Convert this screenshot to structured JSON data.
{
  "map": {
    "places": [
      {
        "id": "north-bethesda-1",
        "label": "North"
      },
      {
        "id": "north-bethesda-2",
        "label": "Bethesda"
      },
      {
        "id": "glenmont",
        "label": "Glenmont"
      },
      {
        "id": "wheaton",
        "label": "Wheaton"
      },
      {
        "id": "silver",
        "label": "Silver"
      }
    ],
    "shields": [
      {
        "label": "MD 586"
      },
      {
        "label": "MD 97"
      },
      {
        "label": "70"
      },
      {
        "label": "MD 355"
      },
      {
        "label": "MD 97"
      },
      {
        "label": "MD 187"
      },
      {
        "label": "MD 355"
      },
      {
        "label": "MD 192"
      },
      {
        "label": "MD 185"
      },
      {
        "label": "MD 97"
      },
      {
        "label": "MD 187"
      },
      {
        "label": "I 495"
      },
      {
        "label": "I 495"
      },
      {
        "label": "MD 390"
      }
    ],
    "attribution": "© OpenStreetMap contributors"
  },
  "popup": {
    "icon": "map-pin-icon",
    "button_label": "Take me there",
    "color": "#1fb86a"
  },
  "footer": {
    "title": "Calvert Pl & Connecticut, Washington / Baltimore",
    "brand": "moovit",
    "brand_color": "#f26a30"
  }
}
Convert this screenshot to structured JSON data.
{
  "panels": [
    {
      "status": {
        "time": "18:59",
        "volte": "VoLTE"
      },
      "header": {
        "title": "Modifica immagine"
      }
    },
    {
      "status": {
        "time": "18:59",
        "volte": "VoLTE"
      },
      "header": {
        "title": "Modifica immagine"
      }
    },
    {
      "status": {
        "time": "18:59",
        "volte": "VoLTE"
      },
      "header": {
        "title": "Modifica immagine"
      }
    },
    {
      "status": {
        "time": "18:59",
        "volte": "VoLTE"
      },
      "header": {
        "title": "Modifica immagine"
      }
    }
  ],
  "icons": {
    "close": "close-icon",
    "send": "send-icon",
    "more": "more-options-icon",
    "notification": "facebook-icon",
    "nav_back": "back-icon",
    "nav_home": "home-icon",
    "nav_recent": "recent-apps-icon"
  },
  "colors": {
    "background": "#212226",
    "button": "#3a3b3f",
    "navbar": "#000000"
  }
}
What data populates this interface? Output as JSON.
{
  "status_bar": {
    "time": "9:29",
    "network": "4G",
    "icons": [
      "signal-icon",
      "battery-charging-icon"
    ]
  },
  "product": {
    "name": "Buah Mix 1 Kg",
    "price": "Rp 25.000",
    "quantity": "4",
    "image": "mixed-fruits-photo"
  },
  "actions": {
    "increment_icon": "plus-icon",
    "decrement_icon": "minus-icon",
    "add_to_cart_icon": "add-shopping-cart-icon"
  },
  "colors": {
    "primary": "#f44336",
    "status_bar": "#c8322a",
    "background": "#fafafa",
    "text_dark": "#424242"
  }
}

• [WORK REQUIRED]:
Produce an exact repeat of the lines from the one containing "What data populates" through the last line of the data, and nothing more.

• [RESULT OF THIS TASK]:
What data populates this interface? Output as JSON.
{
  "status_bar": {
    "time": "9:29",
    "network": "4G",
    "icons": [
      "signal-icon",
      "battery-charging-icon"
    ]
  },
  "product": {
    "name": "Buah Mix 1 Kg",
    "price": "Rp 25.000",
    "quantity": "4",
    "image": "mixed-fruits-photo"
  },
  "actions": {
    "increment_icon": "plus-icon",
    "decrement_icon": "minus-icon",
    "add_to_cart_icon": "add-shopping-cart-icon"
  },
  "colors": {
    "primary": "#f44336",
    "status_bar": "#c8322a",
    "background": "#fafafa",
    "text_dark": "#424242"
  }
}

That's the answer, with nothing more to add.